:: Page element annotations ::
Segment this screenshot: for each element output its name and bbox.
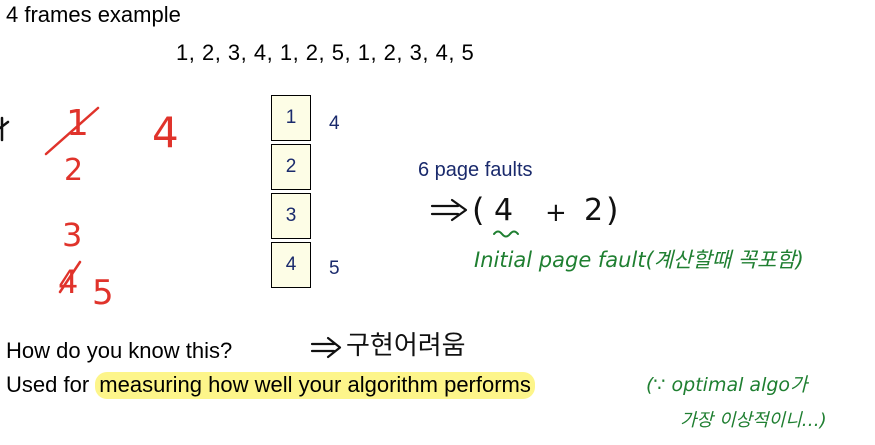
breakdown-open-paren: ( <box>472 191 485 229</box>
breakdown-close-paren: ) <box>606 191 619 229</box>
handwritten-red-number: 4 <box>152 108 179 157</box>
handwritten-green-note: Initial page fault(계산할때 꼭포함) <box>474 248 804 272</box>
handwritten-red-number: 4 <box>58 263 79 301</box>
handwritten-side-note-line1: (∵ optimal algo가 <box>646 374 808 396</box>
slide-title: 4 frames example <box>6 2 181 27</box>
question-text: How do you know this? <box>6 338 233 363</box>
handwritten-red-number: 1 <box>66 103 89 144</box>
frame-side-label-row1: 4 <box>329 113 340 134</box>
frame-cell: 1 <box>271 95 311 141</box>
frame-cell: 4 <box>271 242 311 288</box>
edge-ink-mark <box>0 116 10 142</box>
used-for-line: Used for measuring how well your algorit… <box>6 372 535 399</box>
frame-side-label-row4: 5 <box>329 258 340 279</box>
used-for-prefix: Used for <box>6 372 96 397</box>
handwritten-red-number: 3 <box>62 216 83 254</box>
breakdown-plus: + <box>545 198 567 228</box>
page-faults-text: 6 page faults <box>418 159 533 181</box>
handwritten-side-note-line2: 가장 이상적이니…) <box>680 410 827 431</box>
frame-cell: 3 <box>271 193 311 239</box>
reference-string: 1, 2, 3, 4, 1, 2, 5, 1, 2, 3, 4, 5 <box>176 40 475 65</box>
handwritten-red-number: 2 <box>64 153 84 188</box>
frame-cell: 2 <box>271 144 311 190</box>
implies-arrow-icon <box>430 198 468 222</box>
handwritten-question-note: 구현어려움 <box>346 331 466 361</box>
handwritten-red-number: 5 <box>92 273 114 313</box>
highlighted-phrase: measuring how well your algorithm perfor… <box>95 372 535 399</box>
underline-squiggle <box>493 230 519 238</box>
breakdown-first-number: 4 <box>494 193 514 228</box>
slide-page: 4 frames example 1, 2, 3, 4, 1, 2, 5, 1,… <box>0 0 875 445</box>
implies-arrow-icon <box>310 336 342 359</box>
breakdown-second-number: 2 <box>584 193 604 228</box>
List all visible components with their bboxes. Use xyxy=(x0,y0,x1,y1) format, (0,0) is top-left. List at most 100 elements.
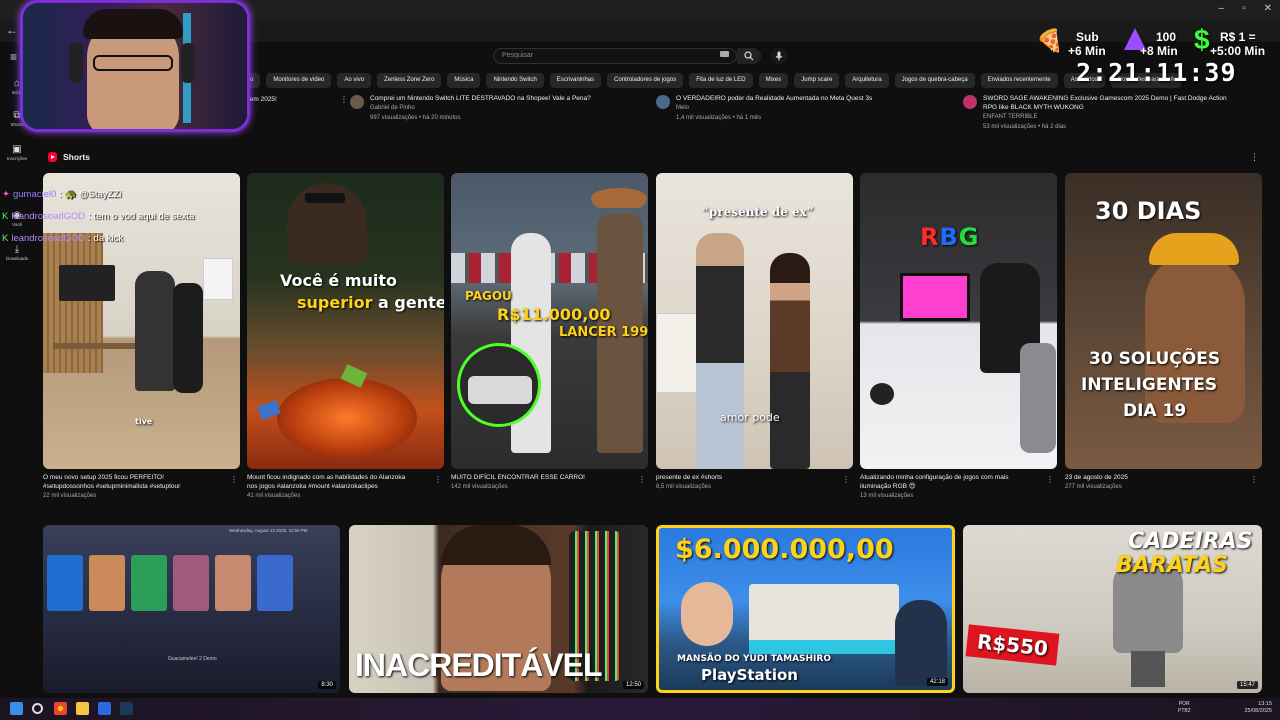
video-thumbnail[interactable]: CADEIRAS BARATAS R$550 15:47 xyxy=(963,525,1262,693)
video-thumbnail[interactable]: INACREDITÁVEL 12:50 xyxy=(349,525,648,693)
clock-date: 25/08/2025 xyxy=(1244,708,1272,714)
more-options-icon[interactable]: ⋮ xyxy=(434,475,442,484)
glasses-thumbnail-part xyxy=(305,193,345,203)
video-stats: 53 mil visualizações • há 2 dias xyxy=(983,124,1067,130)
short-title[interactable]: O meu novo setup 2025 ficou PERFEITO! #se… xyxy=(43,473,223,491)
thumbnail-text: MANSÃO DO YUDI TAMASHIRO xyxy=(677,654,831,664)
short-title-line: O meu novo setup 2025 ficou PERFEITO! xyxy=(43,474,164,481)
system-clock[interactable]: 13:15 25/08/2025 xyxy=(1244,701,1272,715)
video-thumbnail[interactable]: $6.000.000,00 MANSÃO DO YUDI TAMASHIRO P… xyxy=(656,525,955,693)
video-thumbnail[interactable]: Wednesday, August 13 2025, 11:50 PM Guac… xyxy=(43,525,340,693)
channel-avatar[interactable] xyxy=(656,95,670,109)
filter-chip[interactable]: Zenless Zone Zero xyxy=(377,73,442,88)
sidebar-item-subscriptions[interactable]: ▣ Inscrições xyxy=(2,144,32,161)
filter-chip[interactable]: Nintendo Switch xyxy=(486,73,544,88)
channel-avatar[interactable] xyxy=(963,95,977,109)
chair-thumbnail-part xyxy=(173,283,203,393)
short-title[interactable]: Mount ficou indignado com as habilidades… xyxy=(247,473,427,491)
thumbnail-text: tive xyxy=(135,417,153,426)
video-card[interactable]: Comprei um Nintendo Switch LITE DESTRAVA… xyxy=(350,93,650,133)
timer-sub-label: Sub xyxy=(1076,30,1099,44)
game-tile xyxy=(215,555,251,611)
thumbnail-text: INACREDITÁVEL xyxy=(355,647,603,683)
thumbnail-text: CADEIRAS xyxy=(1128,529,1253,554)
back-arrow-icon[interactable]: ← xyxy=(6,23,18,37)
channel-name[interactable]: Melo xyxy=(676,105,689,111)
filter-chip[interactable]: Mixes xyxy=(758,73,789,88)
short-card[interactable]: RBG xyxy=(860,173,1057,469)
filter-chip[interactable]: Monitores de vídeo xyxy=(266,73,332,88)
filter-chip[interactable]: Jogos de quebra-cabeça xyxy=(894,73,975,88)
thumbnail-text: RBG xyxy=(920,223,979,251)
minimize-icon[interactable]: – xyxy=(1219,3,1225,14)
video-title[interactable]: SWORD SAGE AWAKENING Exclusive Gamescom … xyxy=(983,94,1263,112)
steam-icon[interactable] xyxy=(120,702,133,715)
search-button[interactable] xyxy=(737,48,761,64)
search-input[interactable]: Pesquisar xyxy=(493,48,737,64)
more-options-icon[interactable]: ⋮ xyxy=(842,475,850,484)
countdown-clock: 2:21:11:39 xyxy=(1076,58,1237,87)
short-card[interactable]: 30 DIAS 30 SOLUÇÕES INTELIGENTES DIA 19 xyxy=(1065,173,1262,469)
chat-username: leandrosoadGOD xyxy=(11,233,86,244)
windows-start-icon[interactable] xyxy=(10,702,23,715)
filter-chip[interactable]: Escrivaninhas xyxy=(549,73,602,88)
language-indicator[interactable]: POR PTB2 xyxy=(1178,701,1191,715)
windows-taskbar: POR PTB2 13:15 25/08/2025 xyxy=(0,698,1280,720)
video-title[interactable]: Comprei um Nintendo Switch LITE DESTRAVA… xyxy=(370,94,650,103)
hair-thumbnail-part xyxy=(441,525,551,565)
video-card[interactable]: SWORD SAGE AWAKENING Exclusive Gamescom … xyxy=(963,93,1263,133)
close-icon[interactable]: ✕ xyxy=(1264,3,1272,14)
person-thumbnail-part xyxy=(895,600,947,686)
more-options-icon[interactable]: ⋮ xyxy=(1046,475,1054,484)
search-icon[interactable] xyxy=(32,703,43,714)
clock-time: 13:15 xyxy=(1258,701,1272,707)
short-title[interactable]: presente de ex #shorts xyxy=(656,473,836,482)
cowboy-hat-thumbnail-part xyxy=(591,188,647,208)
photos-icon[interactable] xyxy=(98,702,111,715)
maximize-icon[interactable]: ▫ xyxy=(1242,3,1246,14)
subscriptions-icon: ▣ xyxy=(12,144,22,155)
game-tile xyxy=(89,555,125,611)
timer-money-label: R$ 1 = xyxy=(1220,30,1256,44)
short-views: 13 mil visualizações xyxy=(860,493,914,499)
thumbnail-text: $6.000.000,00 xyxy=(675,534,894,565)
thumbnail-text: LANCER 1995 xyxy=(559,325,648,340)
hair-thumbnail-part xyxy=(83,9,183,39)
short-title[interactable]: MUITO DIFÍCIL ENCONTRAR ESSE CARRO! xyxy=(451,473,631,482)
menu-icon[interactable]: ≡ xyxy=(10,50,17,64)
channel-name[interactable]: Gabriel de Pinho xyxy=(370,105,415,111)
filter-chip[interactable]: Fita de luz de LED xyxy=(689,73,753,88)
timer-sub-value: +6 Min xyxy=(1068,44,1106,58)
short-card[interactable]: “presente de ex” amor pode xyxy=(656,173,853,469)
thumbnail-text: superior a gente xyxy=(297,293,444,312)
keyboard-layout: PTB2 xyxy=(1178,708,1191,714)
channel-avatar[interactable] xyxy=(350,95,364,109)
short-card[interactable]: Você é muito superior a gente xyxy=(247,173,444,469)
filter-chip[interactable]: Arquitetura xyxy=(845,73,889,88)
video-title[interactable]: O VERDADEIRO poder da Realidade Aumentad… xyxy=(676,94,956,103)
thumbnail-text: “presente de ex” xyxy=(702,205,814,219)
short-title[interactable]: Atualizando minha configuração de jogos … xyxy=(860,473,1040,491)
keyboard-icon[interactable] xyxy=(720,51,729,57)
video-card[interactable]: O VERDADEIRO poder da Realidade Aumentad… xyxy=(656,93,956,133)
more-options-icon[interactable]: ⋮ xyxy=(1250,152,1259,163)
short-card[interactable]: PAGOU R$11.000,00 LANCER 1995 xyxy=(451,173,648,469)
chrome-icon[interactable] xyxy=(54,702,67,715)
filter-chip[interactable]: Controladores de jogos xyxy=(607,73,684,88)
more-options-icon[interactable]: ⋮ xyxy=(230,475,238,484)
filter-chip[interactable]: Música xyxy=(447,73,481,88)
filter-chip[interactable]: Jump scare xyxy=(794,73,840,88)
streamer-webcam xyxy=(20,0,250,132)
file-explorer-icon[interactable] xyxy=(76,702,89,715)
chat-message: KleandrosoadGOD: tem o vod aqui de sexta xyxy=(2,206,194,228)
more-options-icon[interactable]: ⋮ xyxy=(1250,475,1258,484)
thumbnail-caption: amor pode xyxy=(720,411,780,424)
video-stats: 1,4 mil visualizações • há 1 mês xyxy=(676,115,762,121)
more-options-icon[interactable]: ⋮ xyxy=(638,475,646,484)
short-title[interactable]: 23 de agosto de 2025 xyxy=(1065,473,1245,482)
voice-search-button[interactable] xyxy=(770,48,788,64)
sidebar-item-label: Inscrições xyxy=(6,156,28,161)
channel-name[interactable]: ENFANT TERRIBLE xyxy=(983,114,1037,120)
filter-chip[interactable]: Ao vivo xyxy=(337,73,372,88)
more-options-icon[interactable]: ⋮ xyxy=(340,95,348,104)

:: Task instructions ::
Swap each "handwritten" for "hand-drawn" in the stretch of records from the line containing "breakdown-open-paren: ( <box>472" through the line containing "handwritten-side-note-line1: (∵ optimal", and return only those lines with everything else left unchanged.

:: Reply ::
breakdown-open-paren: ( <box>472 191 485 229</box>
breakdown-close-paren: ) <box>606 191 619 229</box>
hand-drawn-red-number: 4 <box>152 108 179 157</box>
hand-drawn-green-note: Initial page fault(계산할때 꼭포함) <box>474 248 804 272</box>
hand-drawn-red-number: 4 <box>58 263 79 301</box>
hand-drawn-side-note-line1: (∵ optimal algo가 <box>646 374 808 396</box>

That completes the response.